:: What is expected ::
From the material below, list every line containing "Config".

(Dataset excerpts)
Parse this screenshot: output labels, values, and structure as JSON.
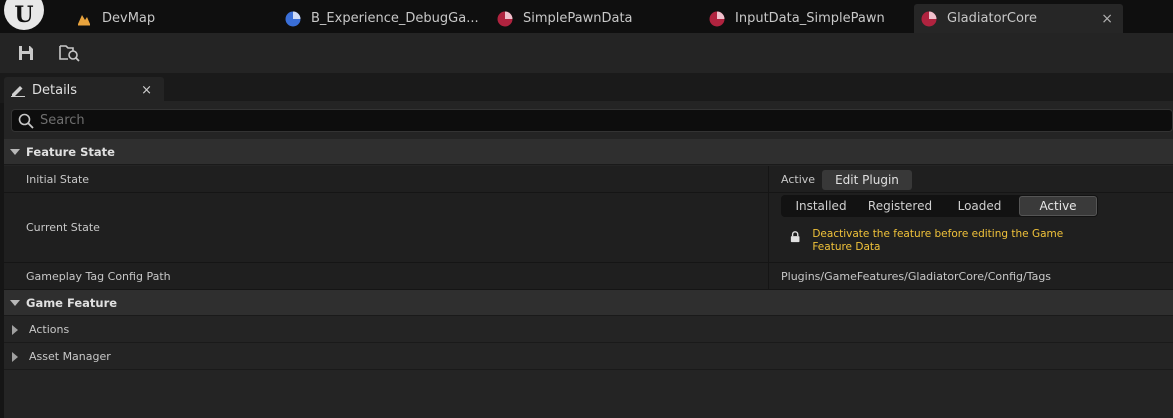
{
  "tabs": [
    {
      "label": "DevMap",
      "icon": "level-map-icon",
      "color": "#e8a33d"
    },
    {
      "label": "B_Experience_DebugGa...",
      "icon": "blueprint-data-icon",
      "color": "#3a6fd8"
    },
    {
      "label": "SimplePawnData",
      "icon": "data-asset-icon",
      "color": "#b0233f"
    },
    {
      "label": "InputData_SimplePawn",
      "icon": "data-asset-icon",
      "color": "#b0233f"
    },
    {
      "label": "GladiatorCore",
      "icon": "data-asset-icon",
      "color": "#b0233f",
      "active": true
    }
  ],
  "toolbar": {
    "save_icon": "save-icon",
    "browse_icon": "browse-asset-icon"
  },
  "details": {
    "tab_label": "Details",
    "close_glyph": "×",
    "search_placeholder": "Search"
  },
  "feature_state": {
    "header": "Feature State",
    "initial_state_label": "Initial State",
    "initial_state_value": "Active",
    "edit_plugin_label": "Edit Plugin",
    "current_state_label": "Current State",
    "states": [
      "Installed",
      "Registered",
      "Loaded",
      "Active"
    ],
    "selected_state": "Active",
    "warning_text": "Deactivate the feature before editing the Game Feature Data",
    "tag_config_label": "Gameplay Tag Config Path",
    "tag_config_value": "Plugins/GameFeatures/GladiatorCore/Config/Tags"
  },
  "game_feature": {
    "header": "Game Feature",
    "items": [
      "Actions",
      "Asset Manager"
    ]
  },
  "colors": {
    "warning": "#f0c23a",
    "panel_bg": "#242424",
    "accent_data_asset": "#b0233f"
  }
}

:: The answer ::
    "tag_config_label": "Gameplay Tag Config Path",
    "tag_config_value": "Plugins/GameFeatures/GladiatorCore/Config/Tags"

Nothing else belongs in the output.